# [Aim of the exercise]
Check each line below for the word "color", and copy those that have it.

Dataset records on visual material:
## Start

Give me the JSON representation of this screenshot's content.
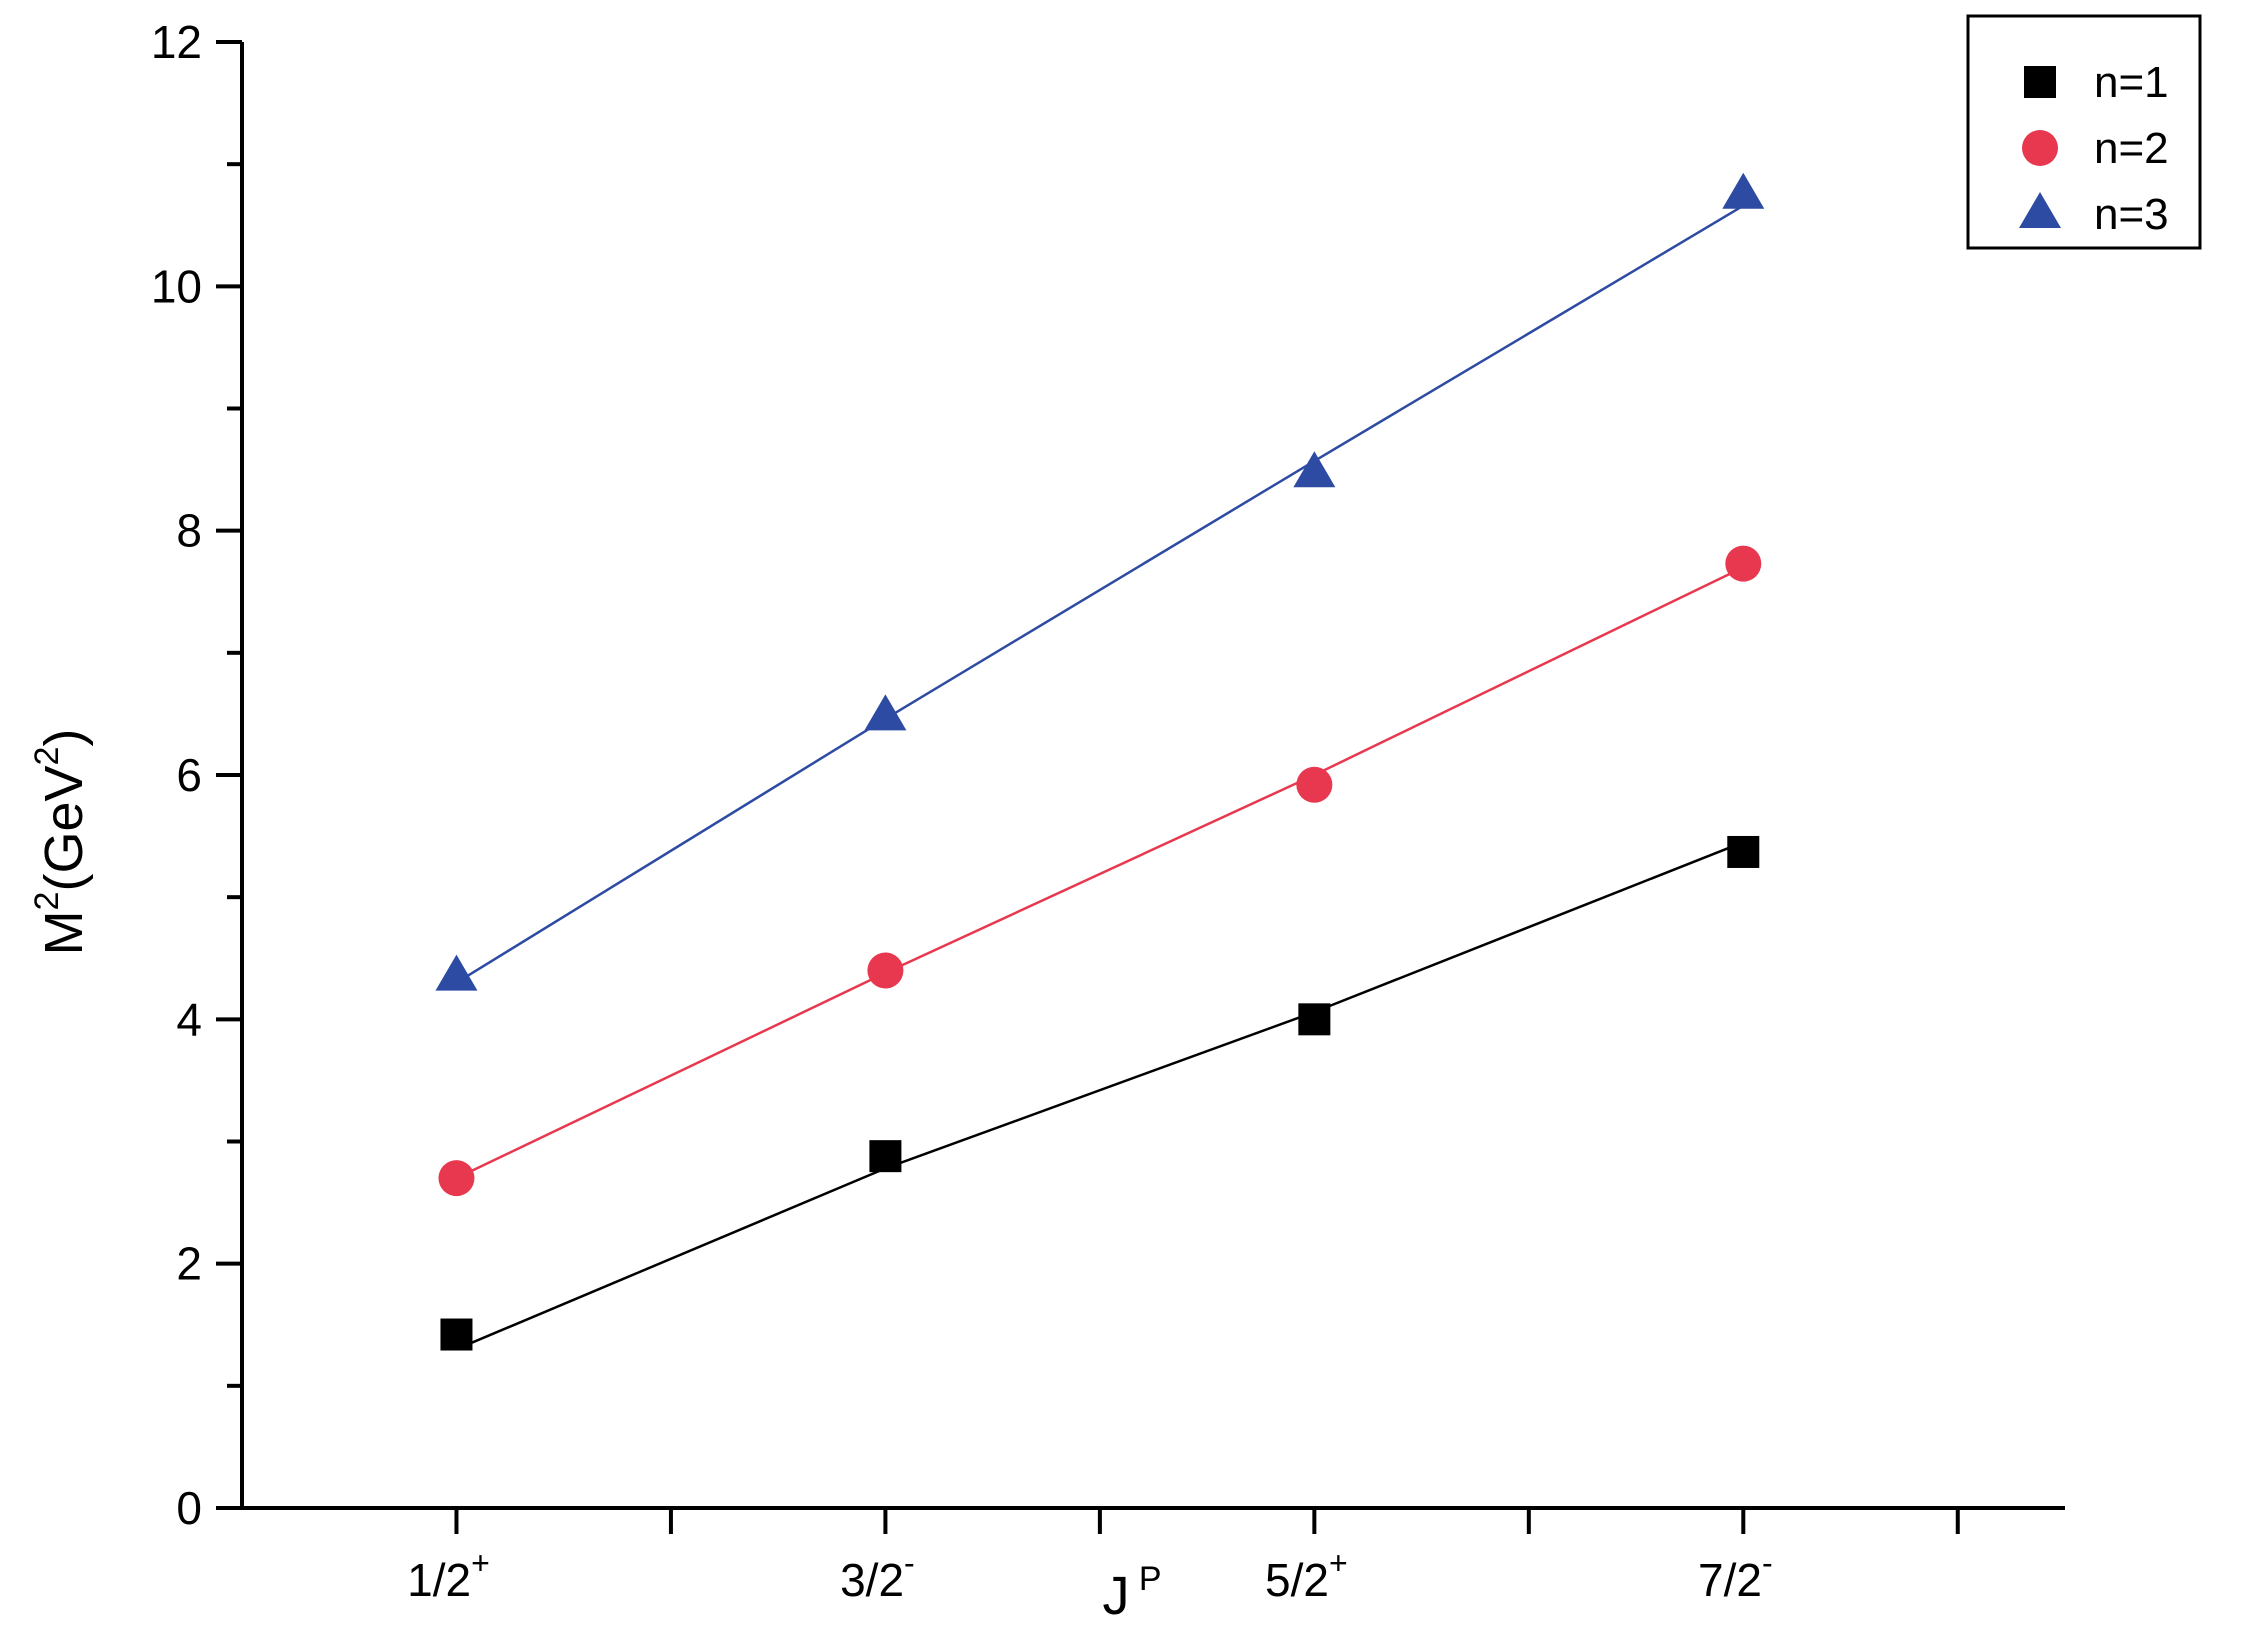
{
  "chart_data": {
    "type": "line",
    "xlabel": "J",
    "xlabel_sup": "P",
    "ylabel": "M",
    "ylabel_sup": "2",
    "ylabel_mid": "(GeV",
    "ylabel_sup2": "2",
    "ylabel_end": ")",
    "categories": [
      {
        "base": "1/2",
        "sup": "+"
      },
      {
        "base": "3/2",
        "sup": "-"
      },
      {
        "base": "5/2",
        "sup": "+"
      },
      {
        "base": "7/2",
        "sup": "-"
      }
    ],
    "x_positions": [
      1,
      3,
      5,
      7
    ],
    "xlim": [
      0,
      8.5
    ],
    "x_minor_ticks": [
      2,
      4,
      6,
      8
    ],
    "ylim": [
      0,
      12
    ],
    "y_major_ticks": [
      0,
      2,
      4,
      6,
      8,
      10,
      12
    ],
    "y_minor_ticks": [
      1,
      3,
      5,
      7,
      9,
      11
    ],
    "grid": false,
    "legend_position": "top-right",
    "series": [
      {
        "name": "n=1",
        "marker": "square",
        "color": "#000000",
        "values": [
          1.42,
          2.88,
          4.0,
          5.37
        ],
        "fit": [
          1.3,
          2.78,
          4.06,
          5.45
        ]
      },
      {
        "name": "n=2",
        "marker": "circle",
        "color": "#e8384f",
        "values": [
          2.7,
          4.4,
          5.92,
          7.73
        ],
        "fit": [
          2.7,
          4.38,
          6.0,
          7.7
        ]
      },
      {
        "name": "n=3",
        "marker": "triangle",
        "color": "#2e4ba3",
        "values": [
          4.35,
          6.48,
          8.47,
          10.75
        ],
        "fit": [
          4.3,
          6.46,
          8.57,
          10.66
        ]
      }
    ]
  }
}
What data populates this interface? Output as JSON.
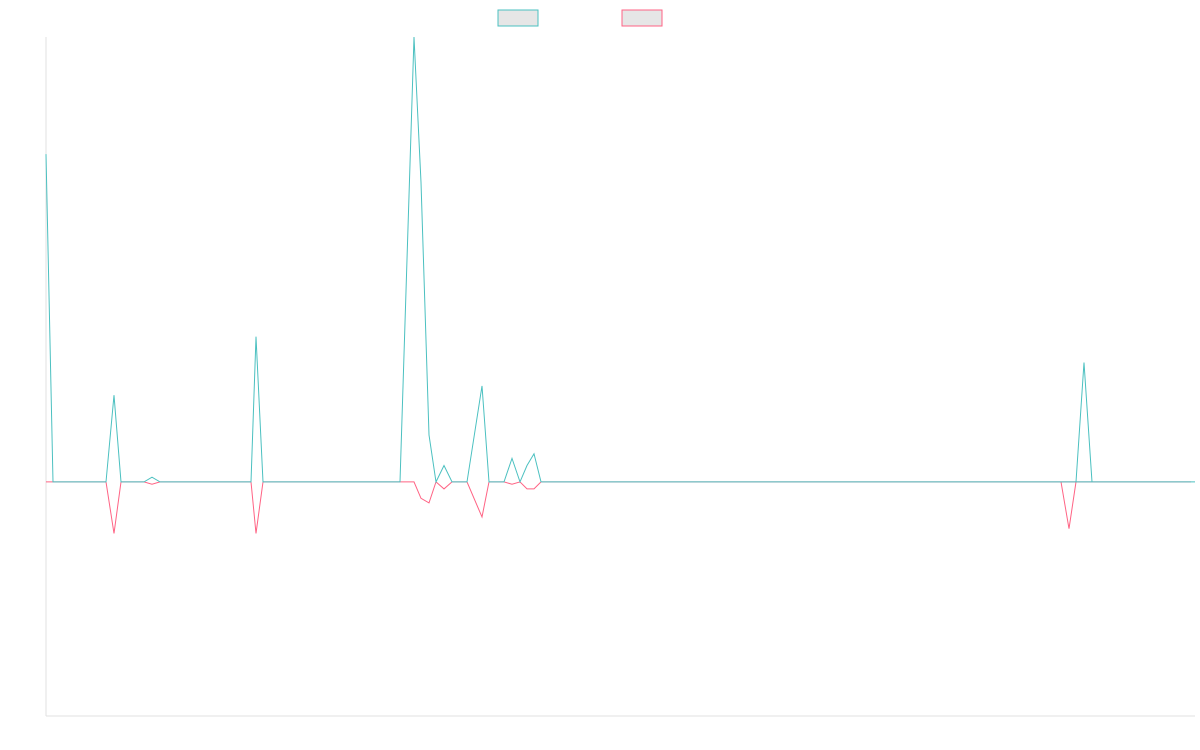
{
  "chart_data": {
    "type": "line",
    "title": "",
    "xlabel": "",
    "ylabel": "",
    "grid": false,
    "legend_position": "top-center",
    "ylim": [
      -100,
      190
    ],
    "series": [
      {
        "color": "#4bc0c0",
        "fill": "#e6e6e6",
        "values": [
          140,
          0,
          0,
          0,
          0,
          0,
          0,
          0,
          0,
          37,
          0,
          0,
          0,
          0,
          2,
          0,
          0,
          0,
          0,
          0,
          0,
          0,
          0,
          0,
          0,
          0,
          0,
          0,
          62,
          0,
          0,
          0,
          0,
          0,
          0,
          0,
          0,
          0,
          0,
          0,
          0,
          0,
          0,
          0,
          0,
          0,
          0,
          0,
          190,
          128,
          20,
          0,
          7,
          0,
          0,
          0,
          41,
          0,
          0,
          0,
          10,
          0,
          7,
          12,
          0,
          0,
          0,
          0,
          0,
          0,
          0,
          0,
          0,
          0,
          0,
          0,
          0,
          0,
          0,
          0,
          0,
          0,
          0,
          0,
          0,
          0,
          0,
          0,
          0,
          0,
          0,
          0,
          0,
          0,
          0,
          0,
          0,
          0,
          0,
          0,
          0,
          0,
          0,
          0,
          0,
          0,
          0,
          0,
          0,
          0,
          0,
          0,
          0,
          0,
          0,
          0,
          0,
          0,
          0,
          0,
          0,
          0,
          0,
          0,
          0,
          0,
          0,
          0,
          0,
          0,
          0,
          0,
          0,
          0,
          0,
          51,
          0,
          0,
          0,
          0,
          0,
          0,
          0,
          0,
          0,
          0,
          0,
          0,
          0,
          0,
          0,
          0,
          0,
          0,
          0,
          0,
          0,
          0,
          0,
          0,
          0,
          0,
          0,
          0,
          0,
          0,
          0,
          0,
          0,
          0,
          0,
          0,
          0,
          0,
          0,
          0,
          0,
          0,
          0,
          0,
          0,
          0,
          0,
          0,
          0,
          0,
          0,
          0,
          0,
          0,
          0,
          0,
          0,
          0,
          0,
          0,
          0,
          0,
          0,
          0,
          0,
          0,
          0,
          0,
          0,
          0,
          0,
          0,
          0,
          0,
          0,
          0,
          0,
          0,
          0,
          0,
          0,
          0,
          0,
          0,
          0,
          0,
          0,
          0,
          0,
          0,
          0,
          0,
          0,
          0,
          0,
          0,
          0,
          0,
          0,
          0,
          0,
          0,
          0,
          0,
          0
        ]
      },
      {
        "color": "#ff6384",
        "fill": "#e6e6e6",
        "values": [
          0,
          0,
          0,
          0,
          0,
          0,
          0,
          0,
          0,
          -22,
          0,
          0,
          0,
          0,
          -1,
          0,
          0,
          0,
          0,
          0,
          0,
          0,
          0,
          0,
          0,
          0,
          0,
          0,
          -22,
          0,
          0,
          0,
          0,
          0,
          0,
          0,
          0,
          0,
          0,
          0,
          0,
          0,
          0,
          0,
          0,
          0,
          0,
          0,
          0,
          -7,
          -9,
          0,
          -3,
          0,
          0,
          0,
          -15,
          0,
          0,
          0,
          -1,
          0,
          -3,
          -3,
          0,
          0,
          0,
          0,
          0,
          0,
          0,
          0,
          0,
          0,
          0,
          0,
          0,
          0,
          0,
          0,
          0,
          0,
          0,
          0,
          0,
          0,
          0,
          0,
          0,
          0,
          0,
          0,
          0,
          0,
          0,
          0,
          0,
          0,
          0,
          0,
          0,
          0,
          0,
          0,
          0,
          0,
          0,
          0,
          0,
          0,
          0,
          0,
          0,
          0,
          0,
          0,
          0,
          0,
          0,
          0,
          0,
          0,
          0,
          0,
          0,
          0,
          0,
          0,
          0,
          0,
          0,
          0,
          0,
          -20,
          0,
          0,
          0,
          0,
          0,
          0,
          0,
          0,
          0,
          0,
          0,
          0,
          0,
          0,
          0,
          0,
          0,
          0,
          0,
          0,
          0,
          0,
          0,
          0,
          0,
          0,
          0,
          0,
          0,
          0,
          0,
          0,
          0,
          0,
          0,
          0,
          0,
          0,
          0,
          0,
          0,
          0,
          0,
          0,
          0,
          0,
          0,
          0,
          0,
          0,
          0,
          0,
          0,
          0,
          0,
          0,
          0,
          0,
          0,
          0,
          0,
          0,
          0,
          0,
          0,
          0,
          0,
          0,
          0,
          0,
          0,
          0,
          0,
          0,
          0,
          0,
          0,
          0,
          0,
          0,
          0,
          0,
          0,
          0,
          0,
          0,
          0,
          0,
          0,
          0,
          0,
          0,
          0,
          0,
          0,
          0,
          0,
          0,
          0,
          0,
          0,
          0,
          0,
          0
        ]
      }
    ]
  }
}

## End

# [Answer]
        "color": "#000000",
        "color": "#e8384f",
        "color": "#2e4ba3",
        "color": "#4bc0c0",
        "color": "#ff6384",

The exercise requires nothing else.